- [Dataset content]:
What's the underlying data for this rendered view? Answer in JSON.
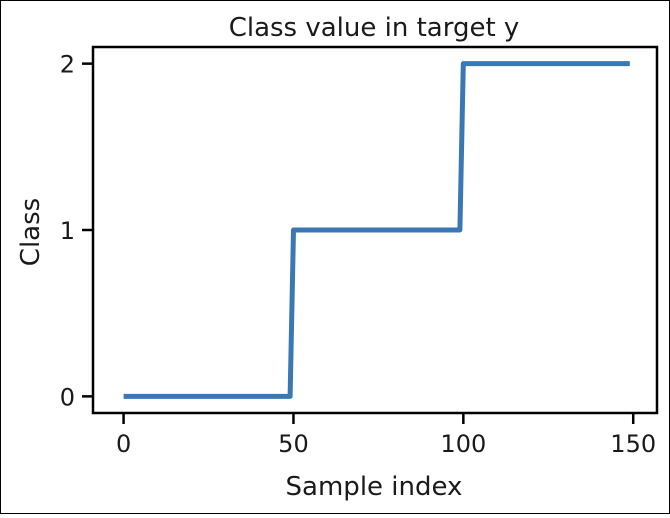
{
  "chart_data": {
    "type": "line",
    "title": "Class value in target y",
    "xlabel": "Sample index",
    "ylabel": "Class",
    "xlim": [
      -9,
      157
    ],
    "ylim": [
      -0.1,
      2.1
    ],
    "xticks": [
      0,
      50,
      100,
      150
    ],
    "yticks": [
      0,
      1,
      2
    ],
    "grid": false,
    "series": [
      {
        "x": [
          0,
          49,
          50,
          99,
          100,
          149
        ],
        "y": [
          0,
          0,
          1,
          1,
          2,
          2
        ],
        "color": "#3a78b4"
      }
    ]
  }
}
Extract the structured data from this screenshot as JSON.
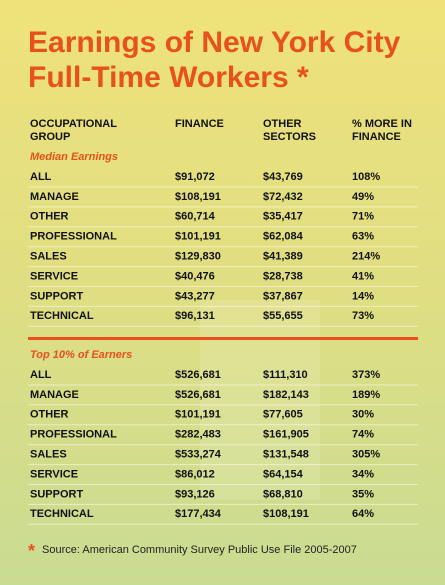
{
  "title": [
    "Earnings of New York City",
    "Full-Time Workers *"
  ],
  "headers": [
    [
      "OCCUPATIONAL",
      "GROUP"
    ],
    [
      "FINANCE"
    ],
    [
      "OTHER",
      "SECTORS"
    ],
    [
      "% MORE IN",
      "FINANCE"
    ]
  ],
  "sections": [
    {
      "label": "Median Earnings",
      "rows": [
        [
          "ALL",
          "$91,072",
          "$43,769",
          "108%"
        ],
        [
          "MANAGE",
          "$108,191",
          "$72,432",
          "49%"
        ],
        [
          "OTHER",
          "$60,714",
          "$35,417",
          "71%"
        ],
        [
          "PROFESSIONAL",
          "$101,191",
          "$62,084",
          "63%"
        ],
        [
          "SALES",
          "$129,830",
          "$41,389",
          "214%"
        ],
        [
          "SERVICE",
          "$40,476",
          "$28,738",
          "41%"
        ],
        [
          "SUPPORT",
          "$43,277",
          "$37,867",
          "14%"
        ],
        [
          "TECHNICAL",
          "$96,131",
          "$55,655",
          "73%"
        ]
      ]
    },
    {
      "label": "Top 10% of Earners",
      "rows": [
        [
          "ALL",
          "$526,681",
          "$111,310",
          "373%"
        ],
        [
          "MANAGE",
          "$526,681",
          "$182,143",
          "189%"
        ],
        [
          "OTHER",
          "$101,191",
          "$77,605",
          "30%"
        ],
        [
          "PROFESSIONAL",
          "$282,483",
          "$161,905",
          "74%"
        ],
        [
          "SALES",
          "$533,274",
          "$131,548",
          "305%"
        ],
        [
          "SERVICE",
          "$86,012",
          "$64,154",
          "34%"
        ],
        [
          "SUPPORT",
          "$93,126",
          "$68,810",
          "35%"
        ],
        [
          "TECHNICAL",
          "$177,434",
          "$108,191",
          "64%"
        ]
      ]
    }
  ],
  "footnote": {
    "mark": "*",
    "text": "Source: American Community Survey Public Use File 2005-2007"
  }
}
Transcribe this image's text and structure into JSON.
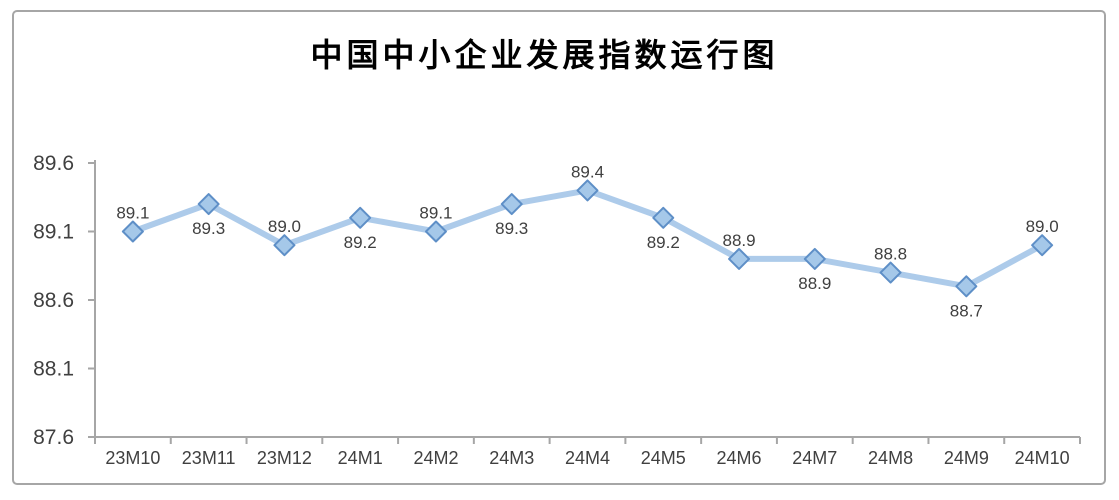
{
  "chart_data": {
    "type": "line",
    "title": "中国中小企业发展指数运行图",
    "categories": [
      "23M10",
      "23M11",
      "23M12",
      "24M1",
      "24M2",
      "24M3",
      "24M4",
      "24M5",
      "24M6",
      "24M7",
      "24M8",
      "24M9",
      "24M10"
    ],
    "values": [
      89.1,
      89.3,
      89.0,
      89.2,
      89.1,
      89.3,
      89.4,
      89.2,
      88.9,
      88.9,
      88.8,
      88.7,
      89.0
    ],
    "point_labels": [
      "89.1",
      "89.3",
      "89.0",
      "89.2",
      "89.1",
      "89.3",
      "89.4",
      "89.2",
      "88.9",
      "88.9",
      "88.8",
      "88.7",
      "89.0"
    ],
    "label_positions": [
      "above",
      "below",
      "above",
      "below",
      "above",
      "below",
      "above",
      "below",
      "above",
      "below",
      "above",
      "below",
      "above"
    ],
    "y_ticks": [
      "89.6",
      "89.1",
      "88.6",
      "88.1",
      "87.6"
    ],
    "ylim": [
      87.6,
      89.6
    ],
    "xlabel": "",
    "ylabel": "",
    "grid": false,
    "legend": "none",
    "colors": {
      "line": "#ADCBEA",
      "marker_fill": "#A5C8E9",
      "marker_stroke": "#5E8FC7",
      "axis": "#A6A6A6",
      "tick_text": "#404040",
      "data_label_text": "#404040",
      "title_text": "#000000",
      "frame_border": "#A6A6A6",
      "background": "#FFFFFF"
    }
  }
}
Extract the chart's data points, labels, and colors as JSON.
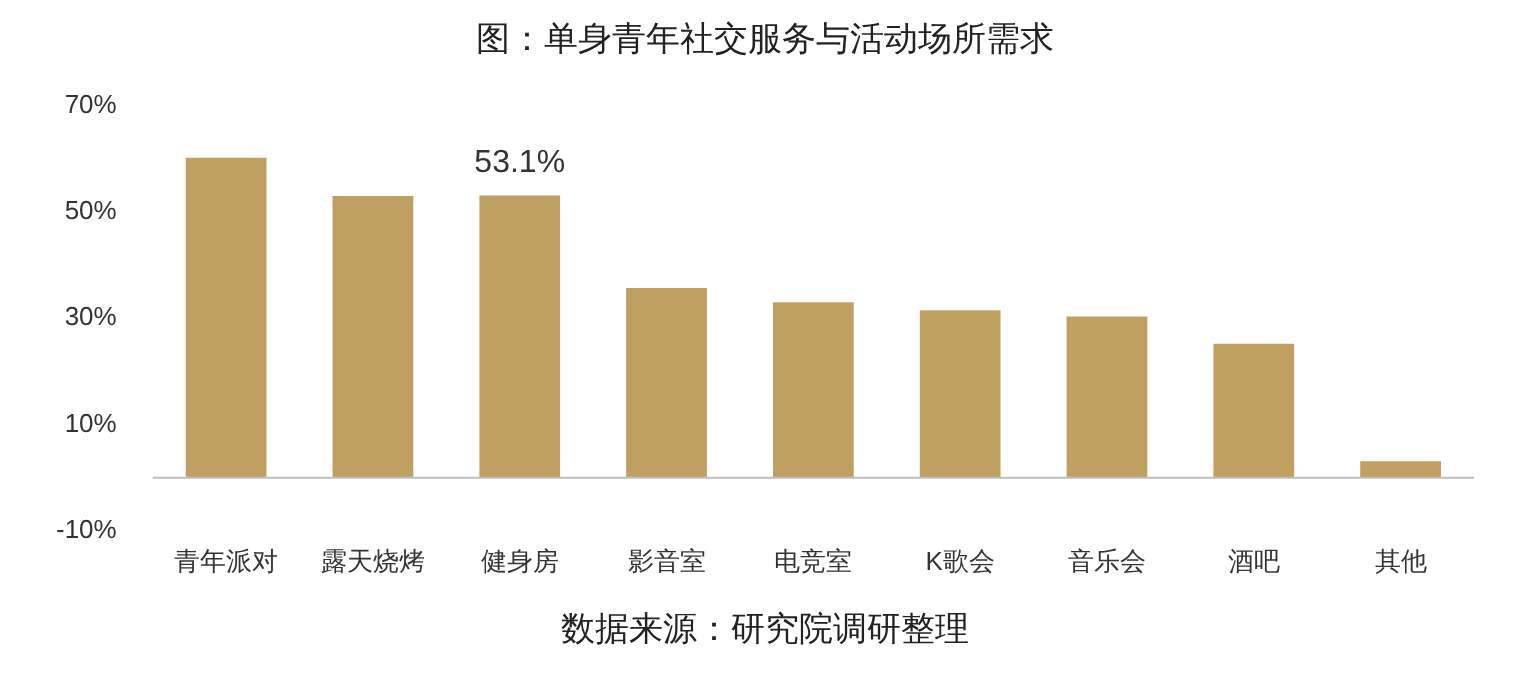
{
  "chart_data": {
    "type": "bar",
    "title": "图：单身青年社交服务与活动场所需求",
    "categories": [
      "青年派对",
      "露天烧烤",
      "健身房",
      "影音室",
      "电竞室",
      "K歌会",
      "音乐会",
      "酒吧",
      "其他"
    ],
    "values": [
      60.2,
      53,
      53.1,
      35.7,
      33,
      31.5,
      30.3,
      25.2,
      3.1
    ],
    "value_labels": [
      null,
      null,
      "53.1%",
      null,
      null,
      null,
      null,
      null,
      null
    ],
    "color": "#c0a062",
    "ylim": [
      -10,
      70
    ],
    "yticks": [
      {
        "value": -10,
        "label": "-10%"
      },
      {
        "value": 10,
        "label": "10%"
      },
      {
        "value": 30,
        "label": "30%"
      },
      {
        "value": 50,
        "label": "50%"
      },
      {
        "value": 70,
        "label": "70%"
      }
    ],
    "grid": false,
    "legend": false,
    "annotations": [
      "数据来源：研究院调研整理"
    ]
  }
}
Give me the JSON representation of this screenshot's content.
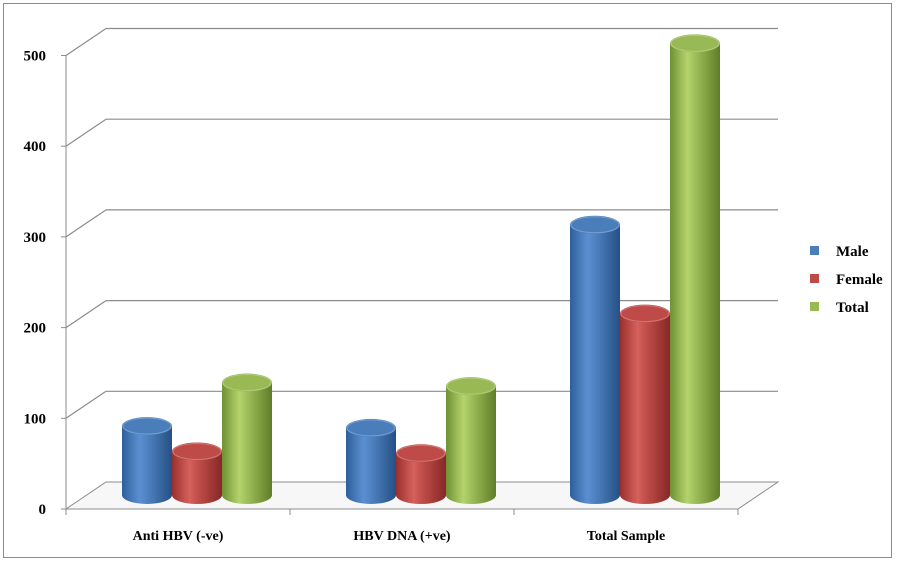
{
  "chart_data": {
    "type": "bar",
    "variant": "3d-cylinder",
    "categories": [
      "Anti HBV (-ve)",
      "HBV DNA (+ve)",
      "Total Sample"
    ],
    "series": [
      {
        "name": "Male",
        "values": [
          76,
          74,
          298
        ],
        "color": "#4a7ebb"
      },
      {
        "name": "Female",
        "values": [
          48,
          46,
          200
        ],
        "color": "#be4b48"
      },
      {
        "name": "Total",
        "values": [
          124,
          120,
          498
        ],
        "color": "#98b954"
      }
    ],
    "ylim": [
      0,
      500
    ],
    "yticks": [
      "0",
      "100",
      "200",
      "300",
      "400",
      "500"
    ],
    "grid": true,
    "legend": "right"
  }
}
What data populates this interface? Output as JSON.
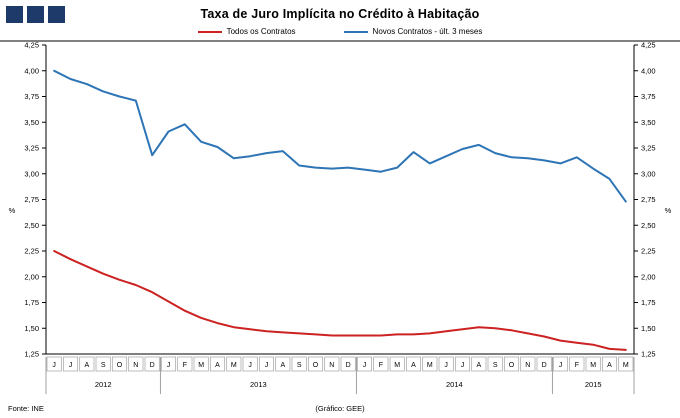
{
  "header": {
    "title": "Taxa de Juro Implícita no Crédito à Habitação"
  },
  "footer": {
    "source": "Fonte: INE",
    "credit": "(Gráfico: GEE)"
  },
  "colors": {
    "series_all_contracts": "#cc2222",
    "series_new_contracts": "#2e75b6",
    "logo_navy": "#1d3a6b",
    "axis": "#000000",
    "month_box_border": "#a6a6a6"
  },
  "chart_data": {
    "type": "line",
    "title": "Taxa de Juro Implícita no Crédito à Habitação",
    "xlabel": "",
    "ylabel_left": "%",
    "ylabel_right": "%",
    "ylim": [
      1.25,
      4.25
    ],
    "ytick_step": 0.25,
    "decimal_style": "comma",
    "grid": false,
    "legend_position": "top",
    "months": [
      "J",
      "J",
      "A",
      "S",
      "O",
      "N",
      "D",
      "J",
      "F",
      "M",
      "A",
      "M",
      "J",
      "J",
      "A",
      "S",
      "O",
      "N",
      "D",
      "J",
      "F",
      "M",
      "A",
      "M",
      "J",
      "J",
      "A",
      "S",
      "O",
      "N",
      "D",
      "J",
      "F",
      "M",
      "A",
      "M"
    ],
    "years": [
      {
        "label": "2012",
        "start": 0,
        "end": 6
      },
      {
        "label": "2013",
        "start": 7,
        "end": 18
      },
      {
        "label": "2014",
        "start": 19,
        "end": 30
      },
      {
        "label": "2015",
        "start": 31,
        "end": 35
      }
    ],
    "series": [
      {
        "name": "Todos os Contratos",
        "color": "#cc2222",
        "values": [
          2.25,
          2.17,
          2.1,
          2.03,
          1.97,
          1.92,
          1.85,
          1.76,
          1.67,
          1.6,
          1.55,
          1.51,
          1.49,
          1.47,
          1.46,
          1.45,
          1.44,
          1.43,
          1.43,
          1.43,
          1.43,
          1.44,
          1.44,
          1.45,
          1.47,
          1.49,
          1.51,
          1.5,
          1.48,
          1.45,
          1.42,
          1.38,
          1.36,
          1.34,
          1.3,
          1.29
        ]
      },
      {
        "name": "Novos Contratos - últ. 3 meses",
        "color": "#2e75b6",
        "values": [
          4.0,
          3.92,
          3.87,
          3.8,
          3.75,
          3.71,
          3.18,
          3.41,
          3.48,
          3.31,
          3.26,
          3.15,
          3.17,
          3.2,
          3.22,
          3.08,
          3.06,
          3.05,
          3.06,
          3.04,
          3.02,
          3.06,
          3.21,
          3.1,
          3.17,
          3.24,
          3.28,
          3.2,
          3.16,
          3.15,
          3.13,
          3.1,
          3.16,
          3.05,
          2.95,
          2.73
        ]
      }
    ]
  }
}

- [Task details]: From the material above, copy each line that includes the word "name".

- [Worked answer]:
        "name": "Male",
        "name": "Female",
        "name": "Total",
        "name": "Todos os Contratos",
        "name": "Novos Contratos - últ. 3 meses",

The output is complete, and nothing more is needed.